──────── Text provided
Contact: Jared Blank, CEO at Tripmela
Location: New York, NY
Industry: Travel, Internet Publishing, B2C
Annual revenue: Confidential
Number of employees: Confidential

Quick Read:

New York-based Tripmela, Inc., an online travel publisher, has found its niche in India—where the Internet population has grown from 4.9 million in 2000 to 46 million in 2007 (source: Internet & Mobile Association of India), the online travel industry was named the country's leading and fastest-growing e-commerce category, and the Official Airline Guide (OAG) reported a 62% increase in the domestic low-cost travel sector between 2006 and 2007.

Tripmela aggregates the top travel bargains available to the Indian market on its site and sends out a weekly "10 Best Deals" newsletter to its subscriber base, offering a single, user-friendly portal comparable to TravelZoo in the United States.

Like much of the Indian Internet industry, however, Tripmela was still in its infancy when 2008 rolled around. Although its Web site had been launched, advertiser partnerships established, and funding secured, the task of generating a steady stream of Web traffic remained a serious challenge. The company attempted cost-per-click (CPC) and other paid-search campaigns to grow its email newsletter list (its greatest revenue driver), but those efforts turned out to be inefficient and ultimately too expensive.


"CPC gave a false sense of control—a control of cost—but what we really cared about was the cost to acquire a subscriber," said Jared Blank, CEO at Tripmela. "To get a good cost-per-acquisition metric, we had to have two things in place: (a) a strong cost per lead, and (b) a high quality of leads that would drive higher conversion rates."

Blank found that both attributes were possible with cost-per-lead (CPL) campaigns initiated through Pontiflex's GENList lead-generation directory, which enabled the company to both best its $1.50-per-acquisition target and achieve a solid measure of predictability in its marketing results, the latter of which improved budgeting accuracy and allowed the company to more effectively market itself to advertisers.

Challenge:

Online travel publisher Tripmela's revenue is derived primarily through commissions on travel deals published in its weekly newsletter, and so its marketing revolves around building its email database and is rigorously tied to ROI metrics.

In early 2008, with the company still in startup mode, CEO Jared Blank determined that he needed to achieve a $1.50 cost per acquisition if he was going to lead this fledgling to profitability.
────────────────
──────── Data
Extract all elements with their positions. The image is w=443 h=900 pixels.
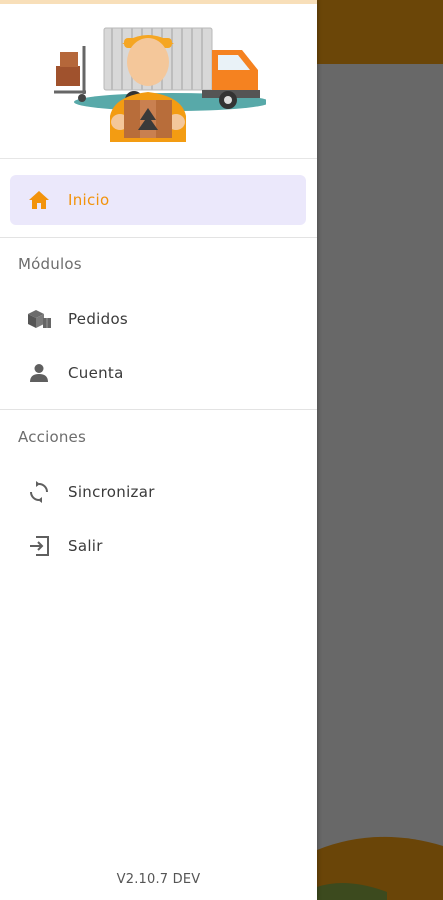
nav-item-label: Salir xyxy=(68,537,103,555)
section-title-acciones: Acciones xyxy=(18,428,86,446)
divider xyxy=(0,237,317,238)
nav-item-cuenta[interactable]: Cuenta xyxy=(10,348,306,398)
boxes-icon xyxy=(10,294,68,344)
background-hill-decoration xyxy=(317,836,443,900)
nav-item-pedidos[interactable]: Pedidos xyxy=(10,294,306,344)
nav-item-label: Sincronizar xyxy=(68,483,155,501)
divider xyxy=(0,409,317,410)
sync-icon xyxy=(10,467,68,517)
nav-item-label: Cuenta xyxy=(68,364,124,382)
section-title-modulos: Módulos xyxy=(18,255,82,273)
navigation-drawer: Inicio Módulos Pedidos Cuenta Acciones S… xyxy=(0,0,317,900)
nav-item-label: Inicio xyxy=(68,191,110,209)
nav-item-salir[interactable]: Salir xyxy=(10,521,306,571)
nav-item-sincronizar[interactable]: Sincronizar xyxy=(10,467,306,517)
delivery-illustration xyxy=(54,27,266,142)
home-icon xyxy=(10,175,68,225)
nav-item-label: Pedidos xyxy=(68,310,129,328)
nav-item-inicio[interactable]: Inicio xyxy=(10,175,306,225)
app-version: V2.10.7 DEV xyxy=(116,872,201,887)
person-icon xyxy=(10,348,68,398)
drawer-header xyxy=(0,0,317,159)
logout-icon xyxy=(10,521,68,571)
────────────────
Set problem A >>
Answer these questions from the Tripmela case study:
(i) How large had India's Internet population grown by 2007?
(ii) What is the name of the weekly newsletter Tripmela sends to subscribers?
(iii) What cost per acquisition did Jared Blank decide he needed to reach in early 2008?
Set problem B >> Please shorten the paragraph in the Tripmela case study that begins "Like much of the Indian Internet industry", keeping its main facts.
Set problem C >> Carry on the Tripmela case study from the point where it stops.

Written response A >>
(i) 46 million
(ii) "10 Best Deals"
(iii) $1.50

Written response B >> Like much of the Indian Internet industry, Tripmela was still in its infancy in 2008. Its site was live, advertiser partnerships were in place and funding was secured, but generating steady Web traffic remained a serious challenge. Cost-per-click and other paid-search campaigns aimed at growing its email newsletter list, its greatest revenue driver, proved inefficient and too expensive.

Written response C >>
As it was, the company was spending over $2 per acquisition on its cost-per-click (CPC) campaigns and was limited in its capacity to improve that figure.

"We did everything we could on our side to optimize the campaigns, but ultimately we had no control over the media. The publishers had no incentive to make the campaigns do better; they just wanted to give us clicks," said Blank.

Although the company's cost-per-thousand impressions (CPM) campaigns were surprisingly more successful than CPC, they still did not meet the $1.50 mark. Furthermore, actual costs and results associated with CPM were unpredictable, making it difficult for the small startup to effectively plan ahead.

Campaign:

In April 2008, Tripmela began working with Brooklyn, NY-based Pontiflex, the provider of an open lead-generation marketplace that connects advertisers such as Tripmela with publishers wishing to promote their offers. This cost-per-lead (CPL) model permitted the company to pay only for actual leads received rather than impressions and clicks that may or may not result in a lead.

Pontiflex's GENList lead-generation directory allows advertisers to personally set up and automate their own campaigns by entering their budget, target cost per lead, target audience, and other pertinent information, which are subsequently matched in real time with publishers that fit those stipulations. However, believing that the inception of a CPL campaign in the Indian market necessitated some extra "hand-holding," Blank instead solicited the assistance of a Pontiflex account manager.

Blank specifically wanted to advertise with high-quality publishers in India, so like a media planning agency his account manager helped identify credible sites, such as Rediff and Yahoo India, that not only met that criteria but also fulfilled Tripmela's cost and volume requirements. Those publishers weren't necessarily the cheapest, Blank recalled, but "low cost and no volume doesn't really help you."

Campaigns were launched with a handful of publishers using in-banner signup, wherein interested users could enter information directly on the publisher site without being redirected to a separate landing page. All leads were automatically validated and verified through third-party TARGUSInfo and delivered in real time to the Tripmela email database.

Tripmela made only minor adjustments to its creative messaging and added new publishers approximately every three weeks. All other campaign optimization was handled by the Pontiflex Account Manager and the publishers themselves, who were made more accountable than their CPC and CPM counterparts through Pontiflex's reporting system, which clearly traced each lead to its source.

Results:

Due in large part to its partnership with Pontiflex, Tripmela doubled its email list in a single month and has beat its $1.50/aquisition goal by more than 20%.

"In terms of acquisition metrics, [CPL is] at least 100% better than getting leads with CPC," said Blank. Compared with CPM, CPL performed "somewhat better to much, much better," he said.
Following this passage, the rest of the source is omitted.